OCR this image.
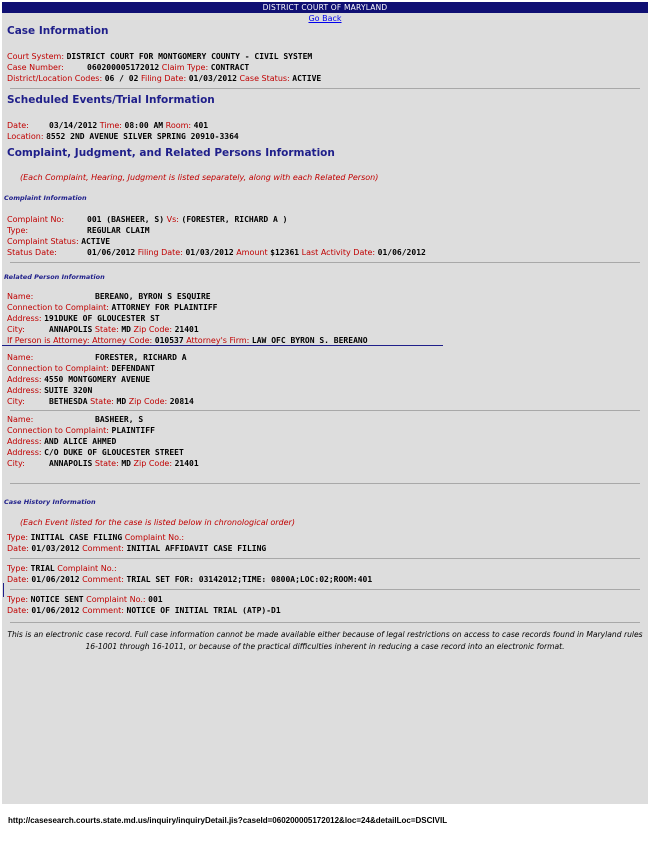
DISTRICT COURT OF MARYLAND
Go Back
Case Information
Court System: DISTRICT COURT FOR MONTGOMERY COUNTY - CIVIL SYSTEM
Case Number:	060200005172012 Claim Type: CONTRACT
District/Location Codes: 06 / 02 Filing Date: 01/03/2012 Case Status: ACTIVE
Scheduled Events/Trial Information
Date:	03/14/2012 Time: 08:00 AM Room: 401
Location: 8552 2ND AVENUE SILVER SPRING 20910-3364
Complaint, Judgment, and Related Persons Information
(Each Complaint, Hearing, Judgment is listed separately, along with each Related Person)
Complaint Information
Complaint No:	001 (BASHEER, S) Vs: (FORESTER, RICHARD A )
Type:	REGULAR CLAIM
Complaint Status: ACTIVE
Status Date:	01/06/2012 Filing Date: 01/03/2012 Amount $12361 Last Activity Date: 01/06/2012
Related Person Information
Name:	BEREANO, BYRON S ESQUIRE
Connection to Complaint: ATTORNEY FOR PLAINTIFF
Address: 191DUKE OF GLOUCESTER ST
City:	ANNAPOLIS State: MD Zip Code: 21401
If Person is Attorney: Attorney Code: 010537 Attorney's Firm: LAW OFC BYRON S. BEREANO
Name:	FORESTER, RICHARD A
Connection to Complaint: DEFENDANT
Address: 4550 MONTGOMERY AVENUE
Address: SUITE 320N
City:	BETHESDA State: MD Zip Code: 20814
Name:	BASHEER, S
Connection to Complaint: PLAINTIFF
Address: AND ALICE AHMED
Address: C/O DUKE OF GLOUCESTER STREET
City:	ANNAPOLIS State: MD Zip Code: 21401
Case History Information
(Each Event listed for the case is listed below in chronological order)
Type: INITIAL CASE FILING Complaint No.:
Date: 01/03/2012 Comment: INITIAL AFFIDAVIT CASE FILING
Type: TRIAL Complaint No.:
Date: 01/06/2012 Comment: TRIAL SET FOR: 03142012;TIME: 0800A;LOC:02;ROOM:401
Type: NOTICE SENT Complaint No.: 001
Date: 01/06/2012 Comment: NOTICE OF INITIAL TRIAL (ATP)-D1
This is an electronic case record. Full case information cannot be made available either because of legal restrictions on access to case records found in Maryland rules 16-1001 through 16-1011, or because of the practical difficulties inherent in reducing a case record into an electronic format.
http://casesearch.courts.state.md.us/inquiry/inquiryDetail.jis?caseId=060200005172012&loc=24&detailLoc=DSCIVIL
• • • • • • •
** EXERCISE TASK **
Restate each of the entries above word for word and skip every image.

** SOLUTION BELOW **
OCR this image.
DISTRICT COURT OF MARYLAND
Go Back
Case Information
Court System: DISTRICT COURT FOR MONTGOMERY COUNTY - CIVIL SYSTEM
Case Number:	060200005172012 Claim Type: CONTRACT
District/Location Codes: 06 / 02 Filing Date: 01/03/2012 Case Status: ACTIVE
Scheduled Events/Trial Information
Date:	03/14/2012 Time: 08:00 AM Room: 401
Location: 8552 2ND AVENUE SILVER SPRING 20910-3364
Complaint, Judgment, and Related Persons Information
(Each Complaint, Hearing, Judgment is listed separately, along with each Related Person)
Complaint Information
Complaint No:	001 (BASHEER, S) Vs: (FORESTER, RICHARD A )
Type:	REGULAR CLAIM
Complaint Status: ACTIVE
Status Date:	01/06/2012 Filing Date: 01/03/2012 Amount $12361 Last Activity Date: 01/06/2012
Related Person Information
Name:	BEREANO, BYRON S ESQUIRE
Connection to Complaint: ATTORNEY FOR PLAINTIFF
Address: 191DUKE OF GLOUCESTER ST
City:	ANNAPOLIS State: MD Zip Code: 21401
If Person is Attorney: Attorney Code: 010537 Attorney's Firm: LAW OFC BYRON S. BEREANO
Name:	FORESTER, RICHARD A
Connection to Complaint: DEFENDANT
Address: 4550 MONTGOMERY AVENUE
Address: SUITE 320N
City:	BETHESDA State: MD Zip Code: 20814
Name:	BASHEER, S
Connection to Complaint: PLAINTIFF
Address: AND ALICE AHMED
Address: C/O DUKE OF GLOUCESTER STREET
City:	ANNAPOLIS State: MD Zip Code: 21401
Case History Information
(Each Event listed for the case is listed below in chronological order)
Type: INITIAL CASE FILING Complaint No.:
Date: 01/03/2012 Comment: INITIAL AFFIDAVIT CASE FILING
Type: TRIAL Complaint No.:
Date: 01/06/2012 Comment: TRIAL SET FOR: 03142012;TIME: 0800A;LOC:02;ROOM:401
Type: NOTICE SENT Complaint No.: 001
Date: 01/06/2012 Comment: NOTICE OF INITIAL TRIAL (ATP)-D1
This is an electronic case record. Full case information cannot be made available either because of legal restrictions on access to case records found in Maryland rules 16-1001 through 16-1011, or because of the practical difficulties inherent in reducing a case record into an electronic format.
http://casesearch.courts.state.md.us/inquiry/inquiryDetail.jis?caseId=060200005172012&loc=24&detailLoc=DSCIVIL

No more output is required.